→ **DESCRIPTION OF THE TASK**:
Copy the records below exactly, leaving out every picture.

Stored data:
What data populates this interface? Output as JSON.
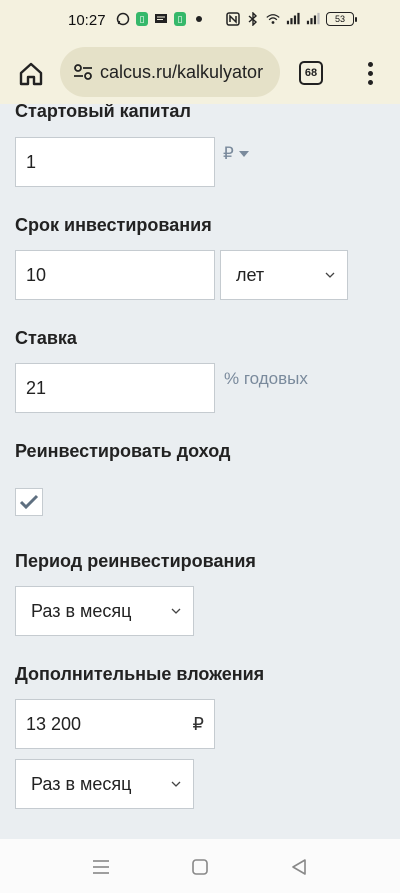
{
  "status_bar": {
    "time": "10:27",
    "battery": "53"
  },
  "browser": {
    "url": "calcus.ru/kalkulyator",
    "tab_count": "68"
  },
  "form": {
    "start_capital": {
      "label": "Стартовый капитал",
      "value": "1",
      "currency": "₽"
    },
    "term": {
      "label": "Срок инвестирования",
      "value": "10",
      "unit": "лет"
    },
    "rate": {
      "label": "Ставка",
      "value": "21",
      "suffix": "% годовых"
    },
    "reinvest": {
      "label": "Реинвестировать доход",
      "checked": true
    },
    "reinvest_period": {
      "label": "Период реинвестирования",
      "value": "Раз в месяц"
    },
    "additional": {
      "label": "Дополнительные вложения",
      "value": "13 200",
      "currency": "₽",
      "period": "Раз в месяц"
    }
  }
}
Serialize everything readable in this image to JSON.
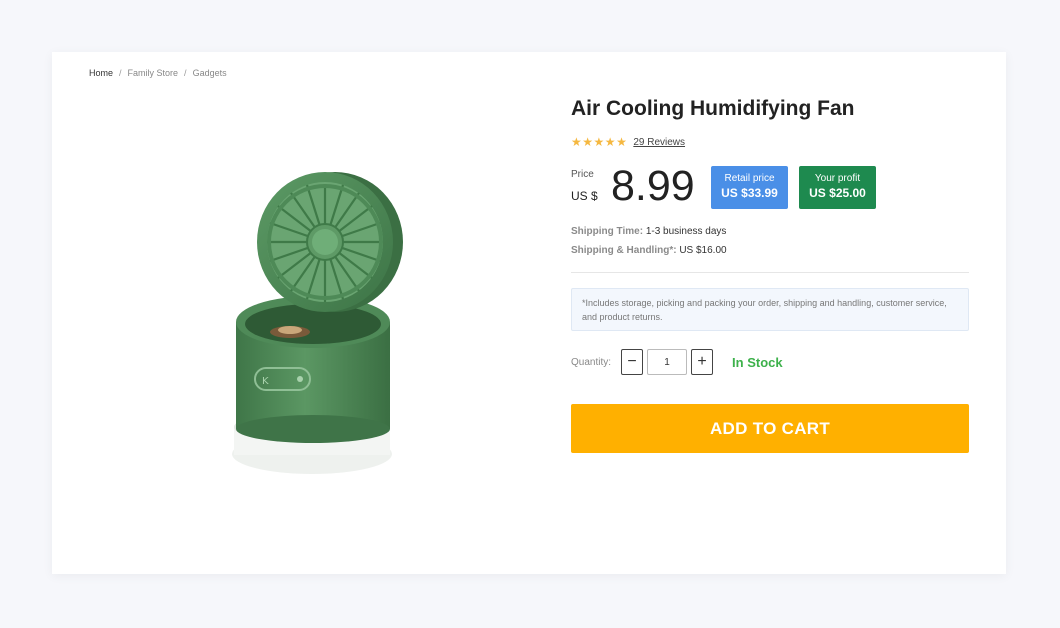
{
  "breadcrumb": {
    "home": "Home",
    "sep": "/",
    "category": "Family Store",
    "subcategory": "Gadgets"
  },
  "product": {
    "title": "Air Cooling Humidifying Fan",
    "rating_stars": 5,
    "reviews": "29 Reviews",
    "price_label": "Price",
    "currency": "US $",
    "price": "8.99",
    "retail_label": "Retail price",
    "retail_value": "US $33.99",
    "profit_label": "Your profit",
    "profit_value": "US $25.00",
    "shipping_time_label": "Shipping Time:",
    "shipping_time_value": "1-3 business days",
    "shipping_handling_label": "Shipping & Handling*:",
    "shipping_handling_value": "US $16.00",
    "note": "*Includes storage, picking and packing your order, shipping and handling, customer service, and product returns.",
    "quantity_label": "Quantity:",
    "quantity_value": "1",
    "minus": "−",
    "plus": "+",
    "stock_status": "In Stock",
    "add_to_cart": "ADD TO CART"
  },
  "colors": {
    "star": "#f5b841",
    "retail_badge": "#4a8fe7",
    "profit_badge": "#1e8a4f",
    "in_stock": "#3db14b",
    "add_to_cart": "#ffb000",
    "fan_green": "#4e8a57"
  },
  "icons": {
    "star": "star-icon",
    "product": "mini-fan-image"
  }
}
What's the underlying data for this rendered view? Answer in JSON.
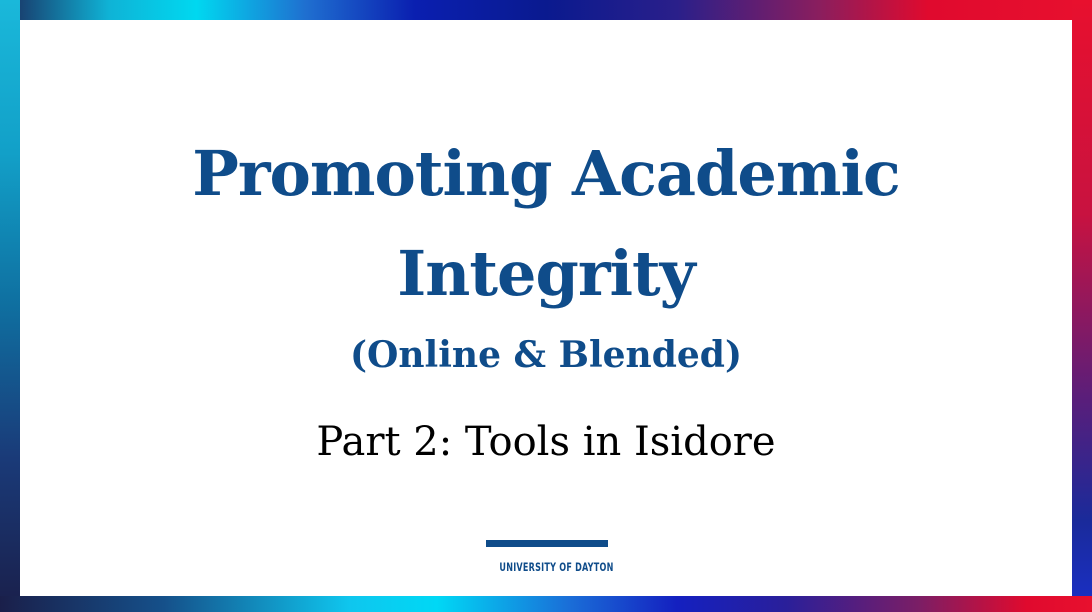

→ **THE REPLY**:
What data populates this interface? Output as JSON.
{
  "status_bar": {
    "time": "10:27",
    "battery": "53"
  },
  "browser": {
    "url": "calcus.ru/kalkulyator",
    "tab_count": "68"
  },
  "form": {
    "start_capital": {
      "label": "Стартовый капитал",
      "value": "1",
      "currency": "₽"
    },
    "term": {
      "label": "Срок инвестирования",
      "value": "10",
      "unit": "лет"
    },
    "rate": {
      "label": "Ставка",
      "value": "21",
      "suffix": "% годовых"
    },
    "reinvest": {
      "label": "Реинвестировать доход",
      "checked": true
    },
    "reinvest_period": {
      "label": "Период реинвестирования",
      "value": "Раз в месяц"
    },
    "additional": {
      "label": "Дополнительные вложения",
      "value": "13 200",
      "currency": "₽",
      "period": "Раз в месяц"
    }
  }
}
Serialize everything readable in this image to JSON.
{
  "breadcrumb": {
    "home": "Home",
    "sep": "/",
    "category": "Family Store",
    "subcategory": "Gadgets"
  },
  "product": {
    "title": "Air Cooling Humidifying Fan",
    "rating_stars": 5,
    "reviews": "29 Reviews",
    "price_label": "Price",
    "currency": "US $",
    "price": "8.99",
    "retail_label": "Retail price",
    "retail_value": "US $33.99",
    "profit_label": "Your profit",
    "profit_value": "US $25.00",
    "shipping_time_label": "Shipping Time:",
    "shipping_time_value": "1-3 business days",
    "shipping_handling_label": "Shipping & Handling*:",
    "shipping_handling_value": "US $16.00",
    "note": "*Includes storage, picking and packing your order, shipping and handling, customer service, and product returns.",
    "quantity_label": "Quantity:",
    "quantity_value": "1",
    "minus": "−",
    "plus": "+",
    "stock_status": "In Stock",
    "add_to_cart": "ADD TO CART"
  },
  "colors": {
    "star": "#f5b841",
    "retail_badge": "#4a8fe7",
    "profit_badge": "#1e8a4f",
    "in_stock": "#3db14b",
    "add_to_cart": "#ffb000",
    "fan_green": "#4e8a57"
  },
  "icons": {
    "star": "star-icon",
    "product": "mini-fan-image"
  }
}
What's the underlying data for this rendered view? Answer in JSON.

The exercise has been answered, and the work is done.